- _What you are asked to do_: Return each line of the data below verbatim; pictures are to be left out.

- _Data section_:
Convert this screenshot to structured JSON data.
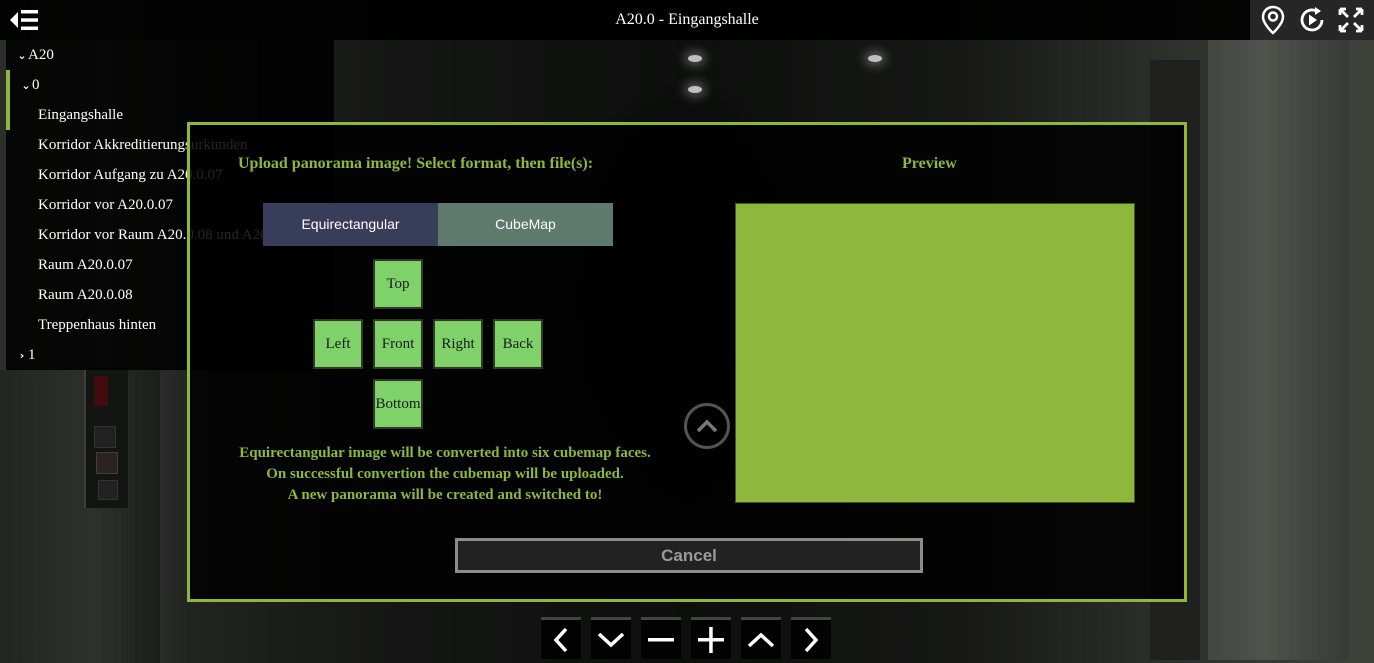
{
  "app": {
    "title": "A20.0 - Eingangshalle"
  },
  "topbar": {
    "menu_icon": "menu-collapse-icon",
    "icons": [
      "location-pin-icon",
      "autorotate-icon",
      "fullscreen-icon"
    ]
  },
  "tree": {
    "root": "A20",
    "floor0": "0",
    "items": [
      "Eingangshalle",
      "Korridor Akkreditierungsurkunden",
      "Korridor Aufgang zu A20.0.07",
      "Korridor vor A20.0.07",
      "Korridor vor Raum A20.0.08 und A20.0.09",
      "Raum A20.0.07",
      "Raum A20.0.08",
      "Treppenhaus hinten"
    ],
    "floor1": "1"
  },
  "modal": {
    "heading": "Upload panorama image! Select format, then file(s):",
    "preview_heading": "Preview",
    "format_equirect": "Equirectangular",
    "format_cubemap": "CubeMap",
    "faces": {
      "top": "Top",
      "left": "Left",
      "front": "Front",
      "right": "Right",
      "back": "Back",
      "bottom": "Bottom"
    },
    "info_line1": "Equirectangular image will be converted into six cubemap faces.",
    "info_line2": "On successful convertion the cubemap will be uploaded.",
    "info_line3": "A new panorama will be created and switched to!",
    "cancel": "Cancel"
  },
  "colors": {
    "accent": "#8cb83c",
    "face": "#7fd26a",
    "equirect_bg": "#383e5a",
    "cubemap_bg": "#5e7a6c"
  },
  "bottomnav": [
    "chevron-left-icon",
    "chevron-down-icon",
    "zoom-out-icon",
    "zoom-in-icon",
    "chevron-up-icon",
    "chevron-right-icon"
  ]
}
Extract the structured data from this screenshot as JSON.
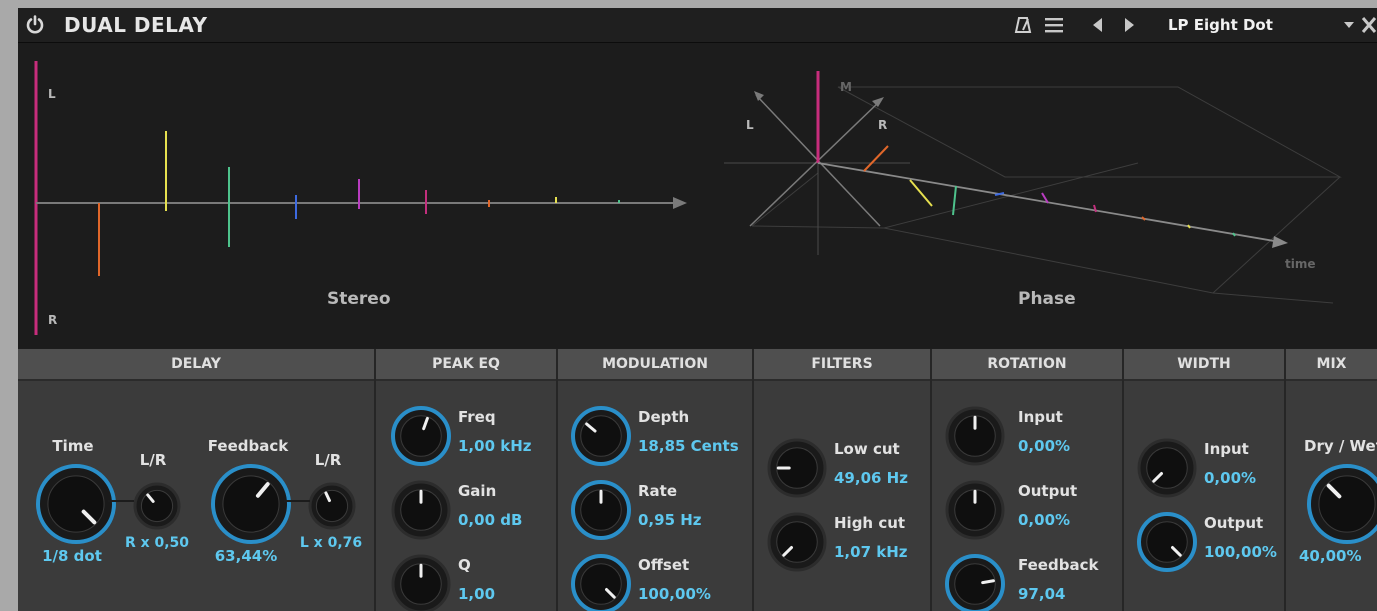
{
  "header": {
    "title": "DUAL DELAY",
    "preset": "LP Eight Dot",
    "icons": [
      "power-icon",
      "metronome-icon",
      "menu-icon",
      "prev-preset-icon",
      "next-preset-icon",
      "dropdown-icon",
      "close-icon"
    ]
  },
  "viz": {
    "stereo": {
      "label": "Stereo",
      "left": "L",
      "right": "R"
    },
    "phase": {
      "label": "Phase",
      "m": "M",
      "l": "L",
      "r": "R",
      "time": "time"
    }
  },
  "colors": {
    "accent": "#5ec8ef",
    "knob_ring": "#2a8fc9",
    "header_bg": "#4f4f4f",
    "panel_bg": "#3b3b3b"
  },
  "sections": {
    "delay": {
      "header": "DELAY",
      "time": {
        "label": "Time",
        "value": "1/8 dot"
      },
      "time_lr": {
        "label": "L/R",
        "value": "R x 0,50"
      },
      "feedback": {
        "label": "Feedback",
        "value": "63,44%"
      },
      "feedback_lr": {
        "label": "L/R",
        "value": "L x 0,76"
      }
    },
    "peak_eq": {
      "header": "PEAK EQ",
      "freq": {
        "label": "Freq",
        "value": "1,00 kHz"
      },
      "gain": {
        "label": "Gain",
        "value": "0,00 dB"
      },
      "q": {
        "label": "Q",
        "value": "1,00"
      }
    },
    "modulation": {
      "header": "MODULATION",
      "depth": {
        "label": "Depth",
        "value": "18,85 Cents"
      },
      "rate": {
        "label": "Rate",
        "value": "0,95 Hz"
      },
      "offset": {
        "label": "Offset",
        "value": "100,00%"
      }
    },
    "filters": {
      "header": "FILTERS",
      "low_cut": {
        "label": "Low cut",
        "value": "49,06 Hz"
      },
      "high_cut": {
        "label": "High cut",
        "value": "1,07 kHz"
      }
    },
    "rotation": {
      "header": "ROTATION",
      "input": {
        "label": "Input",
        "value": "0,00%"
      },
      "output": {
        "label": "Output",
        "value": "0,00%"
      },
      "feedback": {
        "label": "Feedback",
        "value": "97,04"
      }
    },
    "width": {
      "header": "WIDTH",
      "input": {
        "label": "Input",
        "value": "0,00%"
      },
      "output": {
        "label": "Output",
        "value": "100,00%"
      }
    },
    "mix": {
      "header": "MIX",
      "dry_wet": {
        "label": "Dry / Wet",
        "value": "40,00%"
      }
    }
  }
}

- _Output_:
Convert this screenshot to structured JSON data.
{
  "app": {
    "title": "A20.0 - Eingangshalle"
  },
  "topbar": {
    "menu_icon": "menu-collapse-icon",
    "icons": [
      "location-pin-icon",
      "autorotate-icon",
      "fullscreen-icon"
    ]
  },
  "tree": {
    "root": "A20",
    "floor0": "0",
    "items": [
      "Eingangshalle",
      "Korridor Akkreditierungsurkunden",
      "Korridor Aufgang zu A20.0.07",
      "Korridor vor A20.0.07",
      "Korridor vor Raum A20.0.08 und A20.0.09",
      "Raum A20.0.07",
      "Raum A20.0.08",
      "Treppenhaus hinten"
    ],
    "floor1": "1"
  },
  "modal": {
    "heading": "Upload panorama image! Select format, then file(s):",
    "preview_heading": "Preview",
    "format_equirect": "Equirectangular",
    "format_cubemap": "CubeMap",
    "faces": {
      "top": "Top",
      "left": "Left",
      "front": "Front",
      "right": "Right",
      "back": "Back",
      "bottom": "Bottom"
    },
    "info_line1": "Equirectangular image will be converted into six cubemap faces.",
    "info_line2": "On successful convertion the cubemap will be uploaded.",
    "info_line3": "A new panorama will be created and switched to!",
    "cancel": "Cancel"
  },
  "colors": {
    "accent": "#8cb83c",
    "face": "#7fd26a",
    "equirect_bg": "#383e5a",
    "cubemap_bg": "#5e7a6c"
  },
  "bottomnav": [
    "chevron-left-icon",
    "chevron-down-icon",
    "zoom-out-icon",
    "zoom-in-icon",
    "chevron-up-icon",
    "chevron-right-icon"
  ]
}
Extract the structured data from this screenshot as JSON.
{
  "header": {
    "title": "DUAL DELAY",
    "preset": "LP Eight Dot",
    "icons": [
      "power-icon",
      "metronome-icon",
      "menu-icon",
      "prev-preset-icon",
      "next-preset-icon",
      "dropdown-icon",
      "close-icon"
    ]
  },
  "viz": {
    "stereo": {
      "label": "Stereo",
      "left": "L",
      "right": "R"
    },
    "phase": {
      "label": "Phase",
      "m": "M",
      "l": "L",
      "r": "R",
      "time": "time"
    }
  },
  "colors": {
    "accent": "#5ec8ef",
    "knob_ring": "#2a8fc9",
    "header_bg": "#4f4f4f",
    "panel_bg": "#3b3b3b"
  },
  "sections": {
    "delay": {
      "header": "DELAY",
      "time": {
        "label": "Time",
        "value": "1/8 dot"
      },
      "time_lr": {
        "label": "L/R",
        "value": "R x 0,50"
      },
      "feedback": {
        "label": "Feedback",
        "value": "63,44%"
      },
      "feedback_lr": {
        "label": "L/R",
        "value": "L x 0,76"
      }
    },
    "peak_eq": {
      "header": "PEAK EQ",
      "freq": {
        "label": "Freq",
        "value": "1,00 kHz"
      },
      "gain": {
        "label": "Gain",
        "value": "0,00 dB"
      },
      "q": {
        "label": "Q",
        "value": "1,00"
      }
    },
    "modulation": {
      "header": "MODULATION",
      "depth": {
        "label": "Depth",
        "value": "18,85 Cents"
      },
      "rate": {
        "label": "Rate",
        "value": "0,95 Hz"
      },
      "offset": {
        "label": "Offset",
        "value": "100,00%"
      }
    },
    "filters": {
      "header": "FILTERS",
      "low_cut": {
        "label": "Low cut",
        "value": "49,06 Hz"
      },
      "high_cut": {
        "label": "High cut",
        "value": "1,07 kHz"
      }
    },
    "rotation": {
      "header": "ROTATION",
      "input": {
        "label": "Input",
        "value": "0,00%"
      },
      "output": {
        "label": "Output",
        "value": "0,00%"
      },
      "feedback": {
        "label": "Feedback",
        "value": "97,04"
      }
    },
    "width": {
      "header": "WIDTH",
      "input": {
        "label": "Input",
        "value": "0,00%"
      },
      "output": {
        "label": "Output",
        "value": "100,00%"
      }
    },
    "mix": {
      "header": "MIX",
      "dry_wet": {
        "label": "Dry / Wet",
        "value": "40,00%"
      }
    }
  }
}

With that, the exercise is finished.